Dataset rows about figures:
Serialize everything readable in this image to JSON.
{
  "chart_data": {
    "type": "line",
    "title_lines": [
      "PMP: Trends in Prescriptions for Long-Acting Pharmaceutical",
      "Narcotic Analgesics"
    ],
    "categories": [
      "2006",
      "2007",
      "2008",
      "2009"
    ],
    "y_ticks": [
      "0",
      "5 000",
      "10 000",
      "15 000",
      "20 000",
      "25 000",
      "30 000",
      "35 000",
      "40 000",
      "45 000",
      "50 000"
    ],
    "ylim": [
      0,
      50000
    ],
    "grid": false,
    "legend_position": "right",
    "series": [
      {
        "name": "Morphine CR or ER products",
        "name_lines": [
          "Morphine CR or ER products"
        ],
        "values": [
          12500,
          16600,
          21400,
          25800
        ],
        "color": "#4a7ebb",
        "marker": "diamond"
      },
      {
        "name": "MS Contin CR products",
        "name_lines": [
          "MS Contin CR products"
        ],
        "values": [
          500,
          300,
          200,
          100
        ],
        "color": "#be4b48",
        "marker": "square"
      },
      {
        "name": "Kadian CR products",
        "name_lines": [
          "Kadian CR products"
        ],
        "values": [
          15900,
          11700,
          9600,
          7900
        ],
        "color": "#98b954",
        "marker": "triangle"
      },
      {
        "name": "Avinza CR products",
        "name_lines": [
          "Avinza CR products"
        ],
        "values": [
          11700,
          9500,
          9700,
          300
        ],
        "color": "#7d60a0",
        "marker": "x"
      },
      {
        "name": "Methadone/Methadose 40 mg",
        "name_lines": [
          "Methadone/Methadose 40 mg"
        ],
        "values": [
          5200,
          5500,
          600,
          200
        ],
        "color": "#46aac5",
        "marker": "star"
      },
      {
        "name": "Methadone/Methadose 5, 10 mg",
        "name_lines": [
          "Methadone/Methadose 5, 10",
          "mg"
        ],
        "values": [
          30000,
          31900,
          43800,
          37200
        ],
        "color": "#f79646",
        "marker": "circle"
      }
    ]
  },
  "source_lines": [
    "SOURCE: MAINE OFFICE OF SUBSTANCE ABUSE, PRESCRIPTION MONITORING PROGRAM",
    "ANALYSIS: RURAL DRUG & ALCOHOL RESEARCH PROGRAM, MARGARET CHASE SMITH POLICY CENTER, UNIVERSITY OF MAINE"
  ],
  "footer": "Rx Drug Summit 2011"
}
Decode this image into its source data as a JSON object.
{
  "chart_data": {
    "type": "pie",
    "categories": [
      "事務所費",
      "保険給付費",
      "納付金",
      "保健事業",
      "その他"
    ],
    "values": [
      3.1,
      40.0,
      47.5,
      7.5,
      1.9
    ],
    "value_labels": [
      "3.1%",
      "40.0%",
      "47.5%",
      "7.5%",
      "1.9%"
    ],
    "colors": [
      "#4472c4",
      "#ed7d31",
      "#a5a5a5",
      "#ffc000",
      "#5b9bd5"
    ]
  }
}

• _Written request_
Give solely the number of lines in the data that contain the string "Methadone".

• _Correct output_
4